[Task description] Every entry needs to be printed exactly, please.

[Data entries]
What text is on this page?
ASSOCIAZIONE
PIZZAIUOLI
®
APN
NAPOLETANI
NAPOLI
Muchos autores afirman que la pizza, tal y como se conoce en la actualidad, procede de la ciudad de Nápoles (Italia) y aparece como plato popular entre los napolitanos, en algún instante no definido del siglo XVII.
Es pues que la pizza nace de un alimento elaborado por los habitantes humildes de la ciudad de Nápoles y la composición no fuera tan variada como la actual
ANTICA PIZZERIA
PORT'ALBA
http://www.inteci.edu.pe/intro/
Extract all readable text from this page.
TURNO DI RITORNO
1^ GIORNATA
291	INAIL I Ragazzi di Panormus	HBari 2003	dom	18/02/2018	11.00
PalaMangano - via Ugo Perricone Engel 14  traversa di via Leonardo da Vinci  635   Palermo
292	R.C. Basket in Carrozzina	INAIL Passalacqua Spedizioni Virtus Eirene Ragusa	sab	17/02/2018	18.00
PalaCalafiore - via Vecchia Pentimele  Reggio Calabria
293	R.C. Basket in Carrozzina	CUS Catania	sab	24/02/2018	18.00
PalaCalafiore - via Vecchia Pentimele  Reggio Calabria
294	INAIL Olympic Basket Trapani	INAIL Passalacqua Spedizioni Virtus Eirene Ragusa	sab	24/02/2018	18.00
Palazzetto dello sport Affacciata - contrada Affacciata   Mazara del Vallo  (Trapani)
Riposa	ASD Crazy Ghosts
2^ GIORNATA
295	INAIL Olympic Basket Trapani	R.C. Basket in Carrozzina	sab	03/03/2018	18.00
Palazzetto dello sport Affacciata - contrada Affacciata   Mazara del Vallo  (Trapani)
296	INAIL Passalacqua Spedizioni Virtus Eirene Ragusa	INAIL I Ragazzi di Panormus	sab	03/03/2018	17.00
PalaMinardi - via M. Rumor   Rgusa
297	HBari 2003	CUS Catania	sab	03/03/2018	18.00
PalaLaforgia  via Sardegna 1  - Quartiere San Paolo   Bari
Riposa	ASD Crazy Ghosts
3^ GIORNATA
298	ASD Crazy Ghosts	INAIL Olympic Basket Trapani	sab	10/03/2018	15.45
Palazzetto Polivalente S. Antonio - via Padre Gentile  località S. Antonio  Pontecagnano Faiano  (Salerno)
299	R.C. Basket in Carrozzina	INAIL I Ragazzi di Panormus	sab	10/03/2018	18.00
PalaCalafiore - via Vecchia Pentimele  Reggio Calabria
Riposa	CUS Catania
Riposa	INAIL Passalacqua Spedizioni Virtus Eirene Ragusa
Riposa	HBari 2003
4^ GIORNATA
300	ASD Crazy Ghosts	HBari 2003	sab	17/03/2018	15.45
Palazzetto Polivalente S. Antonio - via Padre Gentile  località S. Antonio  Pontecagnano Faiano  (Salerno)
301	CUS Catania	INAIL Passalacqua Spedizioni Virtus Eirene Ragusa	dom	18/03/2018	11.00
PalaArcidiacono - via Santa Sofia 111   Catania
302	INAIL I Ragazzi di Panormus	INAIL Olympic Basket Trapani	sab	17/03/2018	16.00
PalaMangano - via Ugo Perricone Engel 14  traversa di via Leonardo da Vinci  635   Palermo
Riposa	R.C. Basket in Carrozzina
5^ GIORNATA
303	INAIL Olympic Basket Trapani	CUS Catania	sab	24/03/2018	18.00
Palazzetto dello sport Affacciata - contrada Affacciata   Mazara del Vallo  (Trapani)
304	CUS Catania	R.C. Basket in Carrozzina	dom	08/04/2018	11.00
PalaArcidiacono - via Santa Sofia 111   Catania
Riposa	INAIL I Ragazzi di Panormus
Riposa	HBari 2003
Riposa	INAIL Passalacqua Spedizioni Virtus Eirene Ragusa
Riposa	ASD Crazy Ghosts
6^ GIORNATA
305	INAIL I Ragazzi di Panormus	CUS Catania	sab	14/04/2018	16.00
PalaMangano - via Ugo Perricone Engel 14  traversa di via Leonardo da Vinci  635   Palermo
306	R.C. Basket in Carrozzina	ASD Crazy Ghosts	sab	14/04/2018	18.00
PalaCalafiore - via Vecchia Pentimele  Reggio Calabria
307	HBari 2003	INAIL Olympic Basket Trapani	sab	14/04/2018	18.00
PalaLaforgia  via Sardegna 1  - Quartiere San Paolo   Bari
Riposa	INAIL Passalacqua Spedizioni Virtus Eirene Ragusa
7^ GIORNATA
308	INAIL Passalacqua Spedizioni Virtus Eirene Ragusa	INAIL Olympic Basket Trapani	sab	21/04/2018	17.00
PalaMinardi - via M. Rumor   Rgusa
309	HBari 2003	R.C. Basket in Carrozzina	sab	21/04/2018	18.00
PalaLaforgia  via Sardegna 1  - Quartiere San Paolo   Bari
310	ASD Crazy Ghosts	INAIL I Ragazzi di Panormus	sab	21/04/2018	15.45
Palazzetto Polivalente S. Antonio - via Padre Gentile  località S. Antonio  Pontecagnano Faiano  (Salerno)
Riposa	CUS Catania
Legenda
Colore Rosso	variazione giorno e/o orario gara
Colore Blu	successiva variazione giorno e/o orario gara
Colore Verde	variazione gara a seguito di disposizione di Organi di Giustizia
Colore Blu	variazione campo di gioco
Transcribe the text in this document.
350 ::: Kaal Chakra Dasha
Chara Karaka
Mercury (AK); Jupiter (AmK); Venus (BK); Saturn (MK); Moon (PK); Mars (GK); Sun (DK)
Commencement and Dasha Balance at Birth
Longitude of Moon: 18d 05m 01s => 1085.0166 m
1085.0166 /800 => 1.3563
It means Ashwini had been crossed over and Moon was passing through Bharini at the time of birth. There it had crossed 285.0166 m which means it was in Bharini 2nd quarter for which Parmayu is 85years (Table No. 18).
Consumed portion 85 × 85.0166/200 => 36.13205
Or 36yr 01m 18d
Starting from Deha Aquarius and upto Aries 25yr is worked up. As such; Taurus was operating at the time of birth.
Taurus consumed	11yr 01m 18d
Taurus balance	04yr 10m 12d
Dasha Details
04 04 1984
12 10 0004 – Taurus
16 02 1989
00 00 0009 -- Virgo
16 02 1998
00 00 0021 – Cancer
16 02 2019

[Task output]
What text is on this page?
ASSOCIAZIONE
PIZZAIUOLI
®
APN
NAPOLETANI
NAPOLI
Muchos autores afirman que la pizza, tal y como se conoce en la actualidad, procede de la ciudad de Nápoles (Italia) y aparece como plato popular entre los napolitanos, en algún instante no definido del siglo XVII.
Es pues que la pizza nace de un alimento elaborado por los habitantes humildes de la ciudad de Nápoles y la composición no fuera tan variada como la actual
ANTICA PIZZERIA
PORT'ALBA
http://www.inteci.edu.pe/intro/
Extract all readable text from this page.
TURNO DI RITORNO
1^ GIORNATA
291	INAIL I Ragazzi di Panormus	HBari 2003	dom	18/02/2018	11.00
PalaMangano - via Ugo Perricone Engel 14  traversa di via Leonardo da Vinci  635   Palermo
292	R.C. Basket in Carrozzina	INAIL Passalacqua Spedizioni Virtus Eirene Ragusa	sab	17/02/2018	18.00
PalaCalafiore - via Vecchia Pentimele  Reggio Calabria
293	R.C. Basket in Carrozzina	CUS Catania	sab	24/02/2018	18.00
PalaCalafiore - via Vecchia Pentimele  Reggio Calabria
294	INAIL Olympic Basket Trapani	INAIL Passalacqua Spedizioni Virtus Eirene Ragusa	sab	24/02/2018	18.00
Palazzetto dello sport Affacciata - contrada Affacciata   Mazara del Vallo  (Trapani)
Riposa	ASD Crazy Ghosts
2^ GIORNATA
295	INAIL Olympic Basket Trapani	R.C. Basket in Carrozzina	sab	03/03/2018	18.00
Palazzetto dello sport Affacciata - contrada Affacciata   Mazara del Vallo  (Trapani)
296	INAIL Passalacqua Spedizioni Virtus Eirene Ragusa	INAIL I Ragazzi di Panormus	sab	03/03/2018	17.00
PalaMinardi - via M. Rumor   Rgusa
297	HBari 2003	CUS Catania	sab	03/03/2018	18.00
PalaLaforgia  via Sardegna 1  - Quartiere San Paolo   Bari
Riposa	ASD Crazy Ghosts
3^ GIORNATA
298	ASD Crazy Ghosts	INAIL Olympic Basket Trapani	sab	10/03/2018	15.45
Palazzetto Polivalente S. Antonio - via Padre Gentile  località S. Antonio  Pontecagnano Faiano  (Salerno)
299	R.C. Basket in Carrozzina	INAIL I Ragazzi di Panormus	sab	10/03/2018	18.00
PalaCalafiore - via Vecchia Pentimele  Reggio Calabria
Riposa	CUS Catania
Riposa	INAIL Passalacqua Spedizioni Virtus Eirene Ragusa
Riposa	HBari 2003
4^ GIORNATA
300	ASD Crazy Ghosts	HBari 2003	sab	17/03/2018	15.45
Palazzetto Polivalente S. Antonio - via Padre Gentile  località S. Antonio  Pontecagnano Faiano  (Salerno)
301	CUS Catania	INAIL Passalacqua Spedizioni Virtus Eirene Ragusa	dom	18/03/2018	11.00
PalaArcidiacono - via Santa Sofia 111   Catania
302	INAIL I Ragazzi di Panormus	INAIL Olympic Basket Trapani	sab	17/03/2018	16.00
PalaMangano - via Ugo Perricone Engel 14  traversa di via Leonardo da Vinci  635   Palermo
Riposa	R.C. Basket in Carrozzina
5^ GIORNATA
303	INAIL Olympic Basket Trapani	CUS Catania	sab	24/03/2018	18.00
Palazzetto dello sport Affacciata - contrada Affacciata   Mazara del Vallo  (Trapani)
304	CUS Catania	R.C. Basket in Carrozzina	dom	08/04/2018	11.00
PalaArcidiacono - via Santa Sofia 111   Catania
Riposa	INAIL I Ragazzi di Panormus
Riposa	HBari 2003
Riposa	INAIL Passalacqua Spedizioni Virtus Eirene Ragusa
Riposa	ASD Crazy Ghosts
6^ GIORNATA
305	INAIL I Ragazzi di Panormus	CUS Catania	sab	14/04/2018	16.00
PalaMangano - via Ugo Perricone Engel 14  traversa di via Leonardo da Vinci  635   Palermo
306	R.C. Basket in Carrozzina	ASD Crazy Ghosts	sab	14/04/2018	18.00
PalaCalafiore - via Vecchia Pentimele  Reggio Calabria
307	HBari 2003	INAIL Olympic Basket Trapani	sab	14/04/2018	18.00
PalaLaforgia  via Sardegna 1  - Quartiere San Paolo   Bari
Riposa	INAIL Passalacqua Spedizioni Virtus Eirene Ragusa
7^ GIORNATA
308	INAIL Passalacqua Spedizioni Virtus Eirene Ragusa	INAIL Olympic Basket Trapani	sab	21/04/2018	17.00
PalaMinardi - via M. Rumor   Rgusa
309	HBari 2003	R.C. Basket in Carrozzina	sab	21/04/2018	18.00
PalaLaforgia  via Sardegna 1  - Quartiere San Paolo   Bari
310	ASD Crazy Ghosts	INAIL I Ragazzi di Panormus	sab	21/04/2018	15.45
Palazzetto Polivalente S. Antonio - via Padre Gentile  località S. Antonio  Pontecagnano Faiano  (Salerno)
Riposa	CUS Catania
Legenda
Colore Rosso	variazione giorno e/o orario gara
Colore Blu	successiva variazione giorno e/o orario gara
Colore Verde	variazione gara a seguito di disposizione di Organi di Giustizia
Colore Blu	variazione campo di gioco
Transcribe the text in this document.
350 ::: Kaal Chakra Dasha
Chara Karaka
Mercury (AK); Jupiter (AmK); Venus (BK); Saturn (MK); Moon (PK); Mars (GK); Sun (DK)
Commencement and Dasha Balance at Birth
Longitude of Moon: 18d 05m 01s => 1085.0166 m
1085.0166 /800 => 1.3563
It means Ashwini had been crossed over and Moon was passing through Bharini at the time of birth. There it had crossed 285.0166 m which means it was in Bharini 2nd quarter for which Parmayu is 85years (Table No. 18).
Consumed portion 85 × 85.0166/200 => 36.13205
Or 36yr 01m 18d
Starting from Deha Aquarius and upto Aries 25yr is worked up. As such; Taurus was operating at the time of birth.
Taurus consumed	11yr 01m 18d
Taurus balance	04yr 10m 12d
Dasha Details
04 04 1984
12 10 0004 – Taurus
16 02 1989
00 00 0009 -- Virgo
16 02 1998
00 00 0021 – Cancer
16 02 2019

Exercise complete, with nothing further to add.